課題 ▸
1. 本文抜粋の「片田舎のローカル局では、CMといってもせいぜい地元の自動車修理工場くらいしか」から「グローバル放送局になれる」ということである。」まで（両端を含む）を、「トヨタ自動車」を「ソニー」に入れ替えて書き直しなさい。
2. 本文抜粋について、次の問いに答えなさい。
(a) 音楽ジャンルごとに多くの放送局がリストアップされている項目は、何という名前か。
(b) 片田舎のローカル局にCMを出していたのは、せいぜい何くらいだったか。
(c) インターネットを通じて世界中に配信されると、何が上がるとされているか。

本文抜粋 ▸
>>>
すべてのローカル放送局はやがてグローバル局になる
ただ、ネットワーク時代にあってCMはまったく価値をなくすのかというと、
そうともいえないところはある。たとえばITunesを立ち上げると、ブラウザ画面左に
「ラジオ」という項目があって、音楽ジャンルごとに多くの放送局がリストアップ
されていて、すべて無料で聴ける。大事なのはそれはインターネットを通じて世界中に
配信されているということだ。するとどうなるか。広告料が上がるのである。
片田舎のローカル局では、CMといってもせいぜい地元の自動車修理工場くらいしか
出してもらえなかったものだ。それが一転「世界中で視聴されています」となれば、
そしてコンテンツが魅力的で多くのリスナーを集めているとなれば、コカ・コーラや
トヨタ自動車といったグローバル企業がCMを出してくれるようになるやもしれない。
これは、別な言い方をすれば、「すべてのローカル放送局はインターネット配信の時代には
グローバル放送局になれる」ということである。
<<<
提供資料 ▸
>>>
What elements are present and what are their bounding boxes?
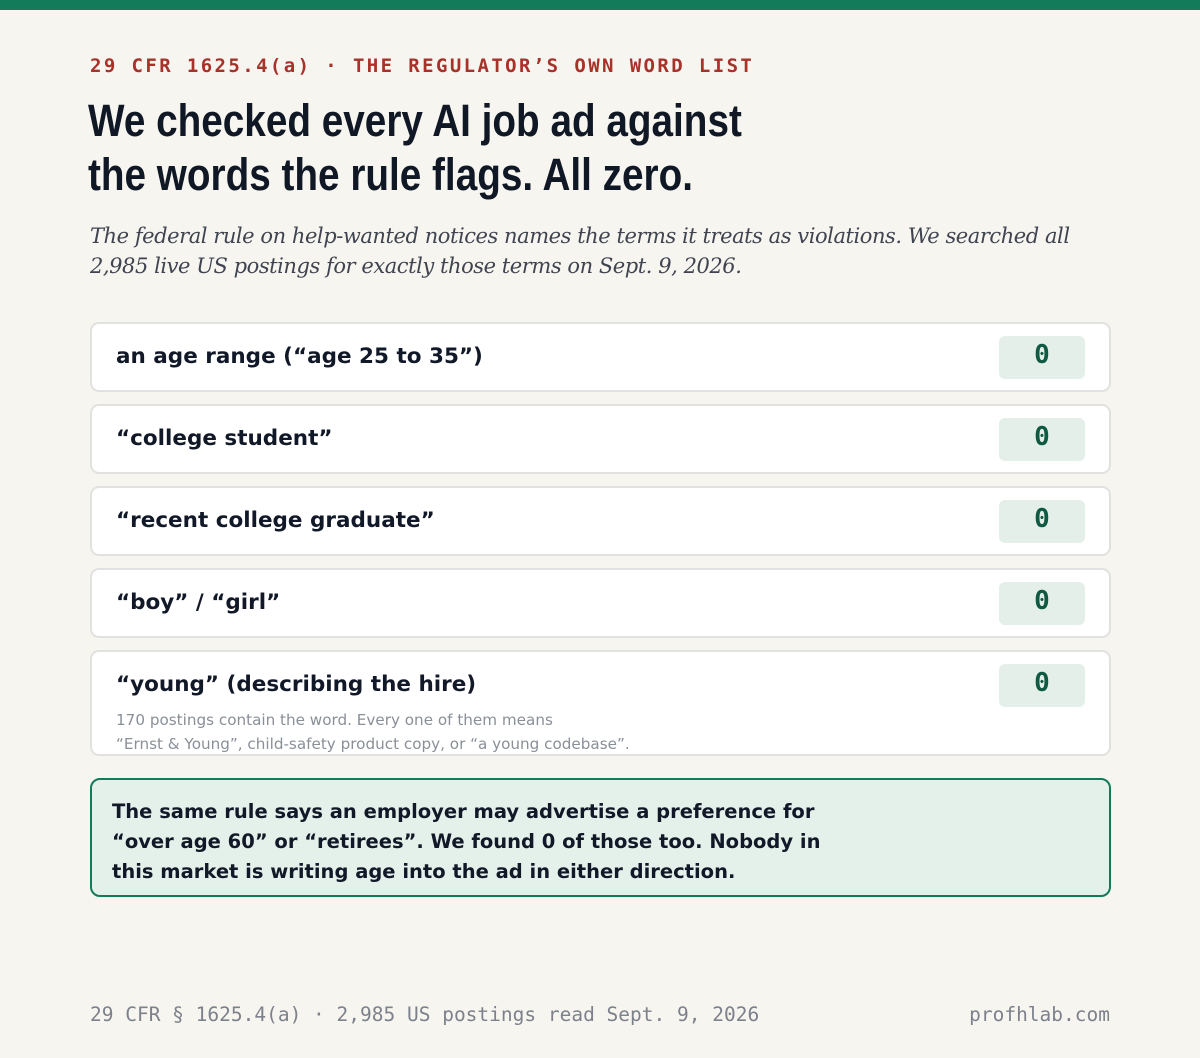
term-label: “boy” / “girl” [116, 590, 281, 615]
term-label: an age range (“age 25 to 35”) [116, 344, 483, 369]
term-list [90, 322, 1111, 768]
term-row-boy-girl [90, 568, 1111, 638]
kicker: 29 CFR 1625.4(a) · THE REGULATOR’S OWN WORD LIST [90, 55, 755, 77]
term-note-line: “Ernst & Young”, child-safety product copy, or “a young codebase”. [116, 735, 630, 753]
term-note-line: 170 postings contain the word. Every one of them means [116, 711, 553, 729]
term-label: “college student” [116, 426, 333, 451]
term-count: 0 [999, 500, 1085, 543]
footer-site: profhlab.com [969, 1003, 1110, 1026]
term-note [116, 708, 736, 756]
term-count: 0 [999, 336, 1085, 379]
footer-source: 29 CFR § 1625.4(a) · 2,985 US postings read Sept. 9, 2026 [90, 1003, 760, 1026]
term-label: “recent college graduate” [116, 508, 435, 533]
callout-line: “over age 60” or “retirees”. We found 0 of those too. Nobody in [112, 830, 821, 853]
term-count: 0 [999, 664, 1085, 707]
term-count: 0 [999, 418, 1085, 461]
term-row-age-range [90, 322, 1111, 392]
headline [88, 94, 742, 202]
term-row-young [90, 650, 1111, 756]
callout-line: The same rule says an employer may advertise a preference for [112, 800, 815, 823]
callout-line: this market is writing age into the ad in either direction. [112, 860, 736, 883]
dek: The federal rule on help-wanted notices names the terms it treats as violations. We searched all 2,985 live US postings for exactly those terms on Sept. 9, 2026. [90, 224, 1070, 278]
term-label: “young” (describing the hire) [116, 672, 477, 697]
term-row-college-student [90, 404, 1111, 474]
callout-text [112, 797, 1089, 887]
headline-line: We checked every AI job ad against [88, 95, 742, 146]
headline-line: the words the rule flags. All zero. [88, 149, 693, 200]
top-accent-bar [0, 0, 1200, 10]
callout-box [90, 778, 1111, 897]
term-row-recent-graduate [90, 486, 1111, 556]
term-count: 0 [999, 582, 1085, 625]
<<<
課題別の解答 ▸
1.
片田舎のローカル局では、CMといってもせいぜい地元の自動車修理工場くらいしか
出してもらえなかったものだ。それが一転「世界中で視聴されています」となれば、
そしてコンテンツが魅力的で多くのリスナーを集めているとなれば、コカ・コーラや
ソニーといったグローバル企業がCMを出してくれるようになるやもしれない。
これは、別な言い方をすれば、「すべてのローカル放送局はインターネット配信の時代には
グローバル放送局になれる」ということである。

2.
(a) 「ラジオ」
(b) 地元の自動車修理工場
(c) 広告料